> Teks Halaman
━━━

Brussels (ANTARA) - Kelompok-kelompok hak sipil dan digital pada Rabu meluncurkan petisi mencari dukungan dari satu juta orang Eropa untuk menekan Uni Eropa agar melarang pengawasan massal biometrik menjelang undang-undang tentang kecerdasan buatan (AI) yang dijadwalkan tahun ini.

Alat pengawasan biometrik, seperti sistem pengenalan wajah, telah memicu kekhawatiran tentang risiko pelanggaran privasi dan hak-hak fundamental. Pengawasan biometrik juga dikhawatirkan dapat dieksploitasi oleh rezim yang represif untuk melakukan pelanggaran hak asasi manusia.

Eksekutif Uni Eropa berencana untuk mengumumkan proposal legislatif tentang kecerdasan buatan (artificial intelligence/AI) pada kuartal pertama tahun ini, yang diharapkan mencakup sektor berisiko tinggi seperti perawatan kesehatan, energi, transportasi, dan beberapa bagian dari sektor publik.

Kelompok hak sipil yang terdiri dari Civil Liberties Union for Europe, Reclaim Your Face, European Digital Rights, Privacy International dan sekitar 26 organisasi lainnya, memperingatkan tentang bahaya data biometrik yang ditangkap melalui kamera CCTV dan teknologi pengenalan wajah.

━━━

> Arahan 1
Menurut berita tentang pengawasan biometrik, dukungan dari berapa banyak orang yang dicari melalui petisi itu?
> Arahan 2
Salin bagian berita tentang pengawasan biometrik dari "Brussels (ANTARA) - Kelompok-kelompok" sampai "dijadwalkan tahun ini.".
Catatan-catatan ini tidak ada hubungannya dengan berita tersebut.

━━━

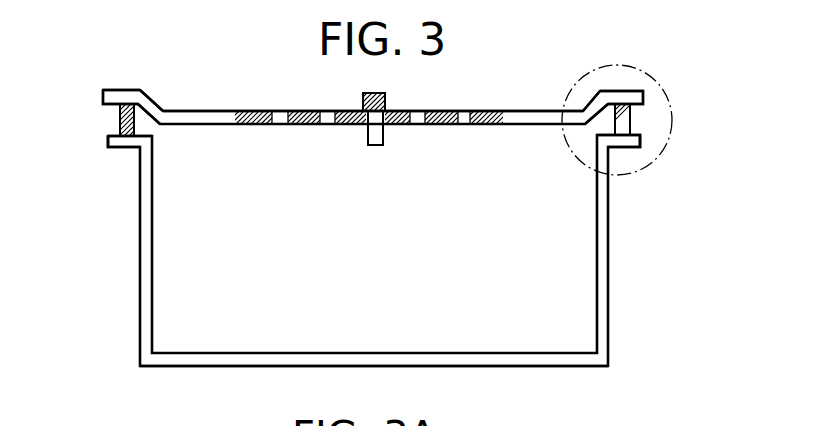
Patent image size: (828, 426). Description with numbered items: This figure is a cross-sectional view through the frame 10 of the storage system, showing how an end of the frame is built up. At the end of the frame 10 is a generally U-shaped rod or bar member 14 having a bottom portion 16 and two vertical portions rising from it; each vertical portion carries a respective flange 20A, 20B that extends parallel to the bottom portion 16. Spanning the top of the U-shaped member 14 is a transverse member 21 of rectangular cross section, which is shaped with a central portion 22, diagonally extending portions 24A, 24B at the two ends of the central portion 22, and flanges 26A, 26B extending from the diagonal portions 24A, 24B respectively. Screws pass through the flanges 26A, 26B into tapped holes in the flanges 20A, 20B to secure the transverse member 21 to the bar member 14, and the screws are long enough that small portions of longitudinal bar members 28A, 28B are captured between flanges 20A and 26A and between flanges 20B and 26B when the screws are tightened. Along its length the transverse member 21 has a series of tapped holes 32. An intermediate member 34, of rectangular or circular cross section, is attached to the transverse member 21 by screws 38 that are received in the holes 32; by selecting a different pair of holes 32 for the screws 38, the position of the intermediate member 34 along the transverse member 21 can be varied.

The frame 10 is at (263, 74).
The U-shaped rod or bar member 14 is at (186, 382).
The bottom portion 16 is at (500, 368).
The flange 20A is at (110, 141).
The flange 20B is at (640, 143).
The transverse member 21 is at (488, 99).
The central portion 22 is at (307, 124).
The diagonally extending portion 24A is at (158, 101).
The diagonally extending portion 24B is at (600, 92).
The flange 26A is at (104, 96).
The flange 26B is at (643, 97).
The longitudinal bar member 28A is at (119, 121).
The longitudinal bar member 28B is at (631, 120).
The tapped holes 32 is at (466, 124).
The intermediate member 34 is at (386, 100).
The screws 38 is at (372, 93).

━━━

> Keluaran Lengkap 1
Satu juta orang Eropa.

> Keluaran Lengkap 2
Brussels (ANTARA) - Kelompok-kelompok hak sipil dan digital pada Rabu meluncurkan petisi mencari dukungan dari satu juta orang Eropa untuk menekan Uni Eropa agar melarang pengawasan massal biometrik menjelang undang-undang tentang kecerdasan buatan (AI) yang dijadwalkan tahun ini.